[Dataset records]
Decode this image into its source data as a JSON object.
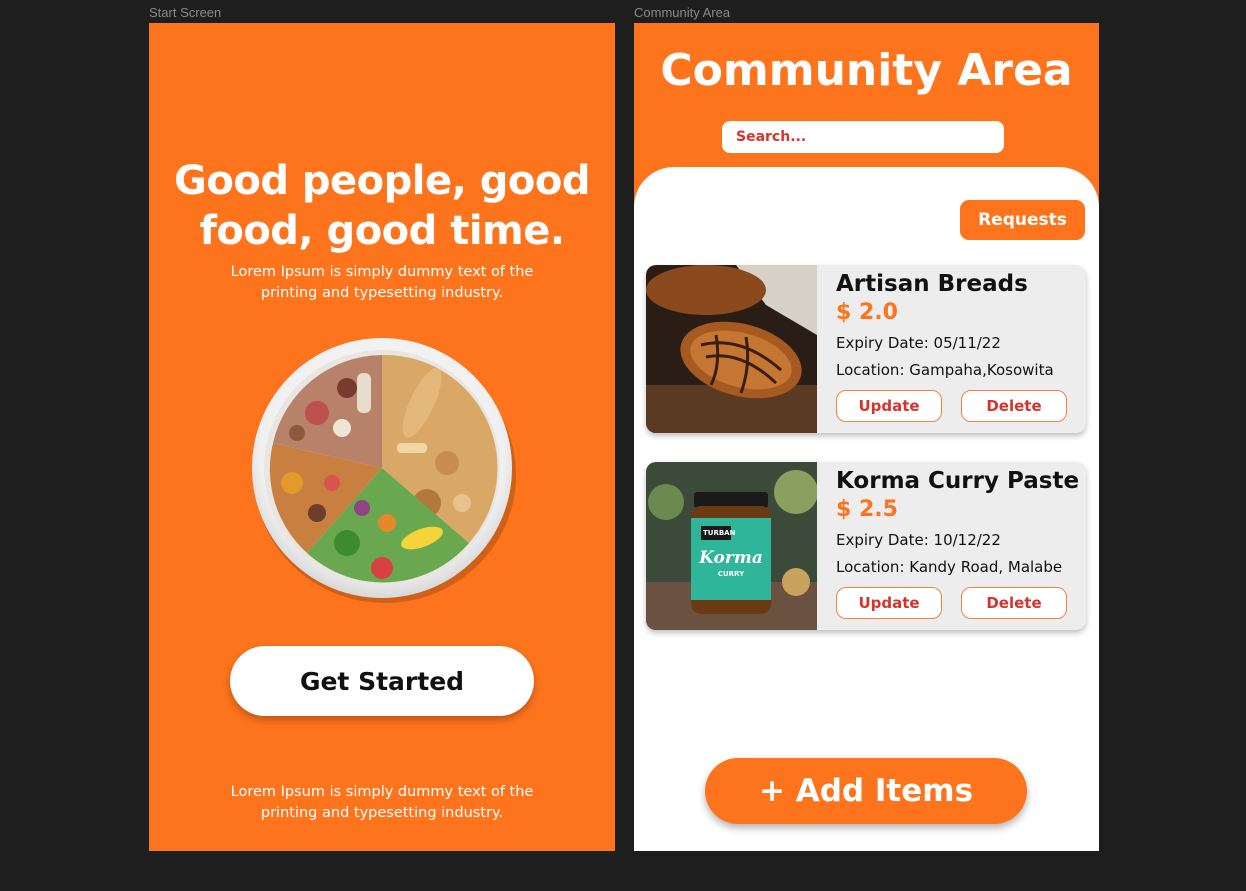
{
  "canvas": {
    "background": "#1e1e1e"
  },
  "frames": {
    "start_label": "Start Screen",
    "community_label": "Community Area"
  },
  "start": {
    "accent": "#fe741d",
    "headline_line1": "Good people, good",
    "headline_line2": "food, good time.",
    "sub1_line1": "Lorem Ipsum is simply dummy text of the",
    "sub1_line2": "printing and typesetting industry.",
    "plate_icon": "food-plate-image",
    "cta": "Get Started",
    "sub2_line1": "Lorem Ipsum is simply dummy text of the",
    "sub2_line2": "printing and typesetting industry."
  },
  "community": {
    "title": "Community Area",
    "search_placeholder": "Search...",
    "requests": "Requests",
    "items": [
      {
        "name": "Artisan Breads",
        "price": "$ 2.0",
        "expiry": "Expiry Date: 05/11/22",
        "location": "Location: Gampaha,Kosowita",
        "image": "bread-photo",
        "update": "Update",
        "delete": "Delete"
      },
      {
        "name": "Korma Curry Paste",
        "price": "$ 2.5",
        "expiry": "Expiry Date: 10/12/22",
        "location": "Location: Kandy Road, Malabe",
        "image": "curry-jar-photo",
        "jar_brand": "TURBAN",
        "jar_label": "Korma",
        "jar_sub": "CURRY",
        "update": "Update",
        "delete": "Delete"
      }
    ],
    "add_items": "+ Add Items"
  },
  "colors": {
    "orange": "#fe741d",
    "red_text": "#d2352e",
    "card_bg": "#ededed"
  }
}
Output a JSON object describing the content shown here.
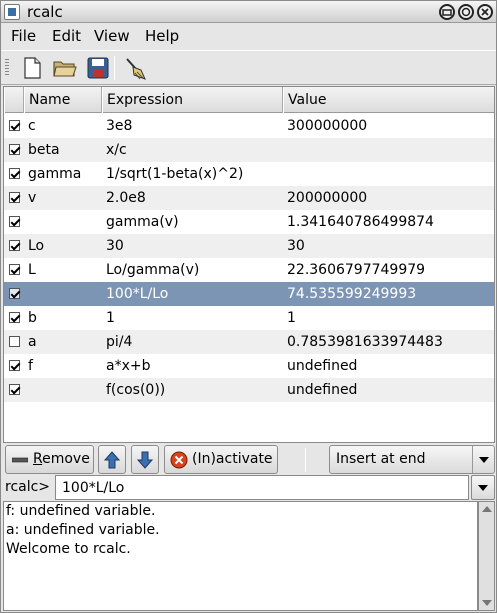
{
  "window": {
    "title": "rcalc"
  },
  "menu": [
    "File",
    "Edit",
    "View",
    "Help"
  ],
  "toolbar": {
    "icons": [
      "new-document-icon",
      "open-folder-icon",
      "save-icon",
      "clear-broom-icon"
    ]
  },
  "table": {
    "columns": [
      "Name",
      "Expression",
      "Value"
    ],
    "rows": [
      {
        "checked": true,
        "name": "c",
        "expression": "3e8",
        "value": "300000000"
      },
      {
        "checked": true,
        "name": "beta",
        "expression": "x/c",
        "value": ""
      },
      {
        "checked": true,
        "name": "gamma",
        "expression": "1/sqrt(1-beta(x)^2)",
        "value": ""
      },
      {
        "checked": true,
        "name": "v",
        "expression": "2.0e8",
        "value": "200000000"
      },
      {
        "checked": true,
        "name": "",
        "expression": "gamma(v)",
        "value": "1.341640786499874"
      },
      {
        "checked": true,
        "name": "Lo",
        "expression": "30",
        "value": "30"
      },
      {
        "checked": true,
        "name": "L",
        "expression": "Lo/gamma(v)",
        "value": "22.3606797749979"
      },
      {
        "checked": true,
        "name": "",
        "expression": "100*L/Lo",
        "value": "74.535599249993",
        "selected": true
      },
      {
        "checked": true,
        "name": "b",
        "expression": "1",
        "value": "1"
      },
      {
        "checked": false,
        "name": "a",
        "expression": "pi/4",
        "value": "0.7853981633974483"
      },
      {
        "checked": true,
        "name": "f",
        "expression": "a*x+b",
        "value": "undefined"
      },
      {
        "checked": true,
        "name": "",
        "expression": "f(cos(0))",
        "value": "undefined"
      }
    ]
  },
  "actions": {
    "remove_label": "Remove",
    "inactivate_label": "(In)activate",
    "insert_mode": "Insert at end"
  },
  "prompt": {
    "label": "rcalc>",
    "value": "100*L/Lo"
  },
  "output": [
    "f: undefined variable.",
    "a: undefined variable.",
    "Welcome to rcalc."
  ]
}
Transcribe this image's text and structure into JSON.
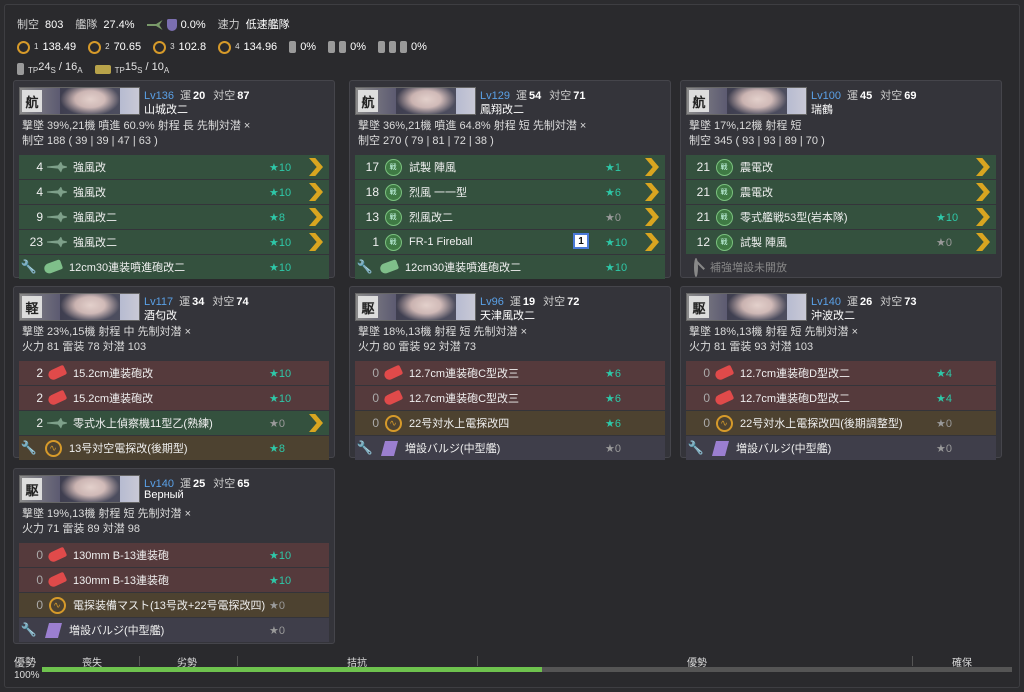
{
  "summary": {
    "air_label": "制空",
    "air_value": "803",
    "tank_label": "艦隊",
    "tank_value": "27.4%",
    "ship_pct": "0.0%",
    "speed_label": "速力",
    "speed_value": "低速艦隊",
    "los": [
      "138.49",
      "70.65",
      "102.8",
      "134.96"
    ],
    "los_sub": [
      "1",
      "2",
      "3",
      "4"
    ],
    "drum_pct": "0%",
    "daihatsu_pct": "0%",
    "multi_pct": "0%",
    "tp_s": "24",
    "tp_a": "16",
    "tp2_s": "15",
    "tp2_a": "10",
    "tp_prefix": "TP",
    "sub_s": "S",
    "sub_a": "A",
    "sep": "/"
  },
  "ships": [
    {
      "class_char": "航",
      "lv": "Lv136",
      "luck_label": "運",
      "luck": "20",
      "aa_label": "対空",
      "aa": "87",
      "name": "山城改二",
      "line1": "撃墜 39%,21機  噴進 60.9%  射程 長  先制対潜 ×",
      "line2": "制空 188 ( 39 | 39 | 47 | 63 )",
      "slots": [
        {
          "count": "4",
          "name": "強風改",
          "star": "★10",
          "kind": "g"
        },
        {
          "count": "4",
          "name": "強風改",
          "star": "★10",
          "kind": "g"
        },
        {
          "count": "9",
          "name": "強風改二",
          "star": "★8",
          "kind": "g"
        },
        {
          "count": "23",
          "name": "強風改二",
          "star": "★10",
          "kind": "g"
        }
      ],
      "ex": {
        "name": "12cm30連装噴進砲改二",
        "star": "★10"
      }
    },
    {
      "class_char": "航",
      "lv": "Lv129",
      "luck_label": "運",
      "luck": "54",
      "aa_label": "対空",
      "aa": "71",
      "name": "鳳翔改二",
      "line1": "撃墜 36%,21機  噴進 64.8%  射程 短  先制対潜 ×",
      "line2": "制空 270 ( 79 | 81 | 72 | 38 )",
      "slots": [
        {
          "count": "17",
          "name": "試製 陣風",
          "star": "★1",
          "kind": "g"
        },
        {
          "count": "18",
          "name": "烈風 一一型",
          "star": "★6",
          "kind": "g"
        },
        {
          "count": "13",
          "name": "烈風改二",
          "star": "★0",
          "kind": "g"
        },
        {
          "count": "1",
          "name": "FR-1 Fireball",
          "star": "★10",
          "kind": "g",
          "badge": "1"
        }
      ],
      "ex": {
        "name": "12cm30連装噴進砲改二",
        "star": "★10"
      }
    },
    {
      "class_char": "航",
      "lv": "Lv100",
      "luck_label": "運",
      "luck": "45",
      "aa_label": "対空",
      "aa": "69",
      "name": "瑞鶴",
      "line1": "撃墜 17%,12機  射程 短",
      "line2": "制空 345 ( 93 | 93 | 89 | 70 )",
      "slots": [
        {
          "count": "21",
          "name": "震電改",
          "star": "",
          "kind": "g"
        },
        {
          "count": "21",
          "name": "震電改",
          "star": "",
          "kind": "g"
        },
        {
          "count": "21",
          "name": "零式艦戦53型(岩本隊)",
          "star": "★10",
          "kind": "g"
        },
        {
          "count": "12",
          "name": "試製 陣風",
          "star": "★0",
          "kind": "g"
        }
      ],
      "ex": {
        "name": "補強増設未開放",
        "star": ""
      }
    },
    {
      "class_char": "軽",
      "lv": "Lv117",
      "luck_label": "運",
      "luck": "34",
      "aa_label": "対空",
      "aa": "74",
      "name": "酒匂改",
      "line1": "撃墜 23%,15機  射程 中  先制対潜 ×",
      "line2": "火力 81  雷装 78  対潜 103",
      "slots": [
        {
          "count": "2",
          "name": "15.2cm連装砲改",
          "star": "★10",
          "kind": "r"
        },
        {
          "count": "2",
          "name": "15.2cm連装砲改",
          "star": "★10",
          "kind": "r"
        },
        {
          "count": "2",
          "name": "零式水上偵察機11型乙(熟練)",
          "star": "★0",
          "kind": "g"
        }
      ],
      "ex": {
        "name": "13号対空電探改(後期型)",
        "star": "★8"
      }
    },
    {
      "class_char": "駆",
      "lv": "Lv96",
      "luck_label": "運",
      "luck": "19",
      "aa_label": "対空",
      "aa": "72",
      "name": "天津風改二",
      "line1": "撃墜 18%,13機  射程 短  先制対潜 ×",
      "line2": "火力 80  雷装 92  対潜 73",
      "slots": [
        {
          "count": "0",
          "name": "12.7cm連装砲C型改三",
          "star": "★6",
          "kind": "r"
        },
        {
          "count": "0",
          "name": "12.7cm連装砲C型改三",
          "star": "★6",
          "kind": "r"
        },
        {
          "count": "0",
          "name": "22号対水上電探改四",
          "star": "★6",
          "kind": "y"
        }
      ],
      "ex": {
        "name": "増設バルジ(中型艦)",
        "star": "★0"
      }
    },
    {
      "class_char": "駆",
      "lv": "Lv140",
      "luck_label": "運",
      "luck": "26",
      "aa_label": "対空",
      "aa": "73",
      "name": "沖波改二",
      "line1": "撃墜 18%,13機  射程 短  先制対潜 ×",
      "line2": "火力 81  雷装 93  対潜 103",
      "slots": [
        {
          "count": "0",
          "name": "12.7cm連装砲D型改二",
          "star": "★4",
          "kind": "r"
        },
        {
          "count": "0",
          "name": "12.7cm連装砲D型改二",
          "star": "★4",
          "kind": "r"
        },
        {
          "count": "0",
          "name": "22号対水上電探改四(後期調整型)",
          "star": "★0",
          "kind": "y"
        }
      ],
      "ex": {
        "name": "増設バルジ(中型艦)",
        "star": "★0"
      }
    },
    {
      "class_char": "駆",
      "lv": "Lv140",
      "luck_label": "運",
      "luck": "25",
      "aa_label": "対空",
      "aa": "65",
      "name": "Верный",
      "line1": "撃墜 19%,13機  射程 短  先制対潜 ×",
      "line2": "火力 71  雷装 89  対潜 98",
      "slots": [
        {
          "count": "0",
          "name": "130mm B-13連装砲",
          "star": "★10",
          "kind": "r"
        },
        {
          "count": "0",
          "name": "130mm B-13連装砲",
          "star": "★10",
          "kind": "r"
        },
        {
          "count": "0",
          "name": "電探装備マスト(13号改+22号電探改四)",
          "star": "★0",
          "kind": "y"
        }
      ],
      "ex": {
        "name": "増設バルジ(中型艦)",
        "star": "★0"
      }
    }
  ],
  "air_state": {
    "label": "優勢",
    "pct": "100%",
    "fill": 0.515,
    "scale": [
      "喪失",
      "劣勢",
      "拮抗",
      "優勢",
      "確保"
    ]
  }
}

§ GIVEN INSTRUCTION: Show the lines that mention the word "Lorem".

§ OUTPUT FOR THIS TASK:
    "sub1_line1": "Lorem Ipsum is simply dummy text of the",
    "sub2_line1": "Lorem Ipsum is simply dummy text of the",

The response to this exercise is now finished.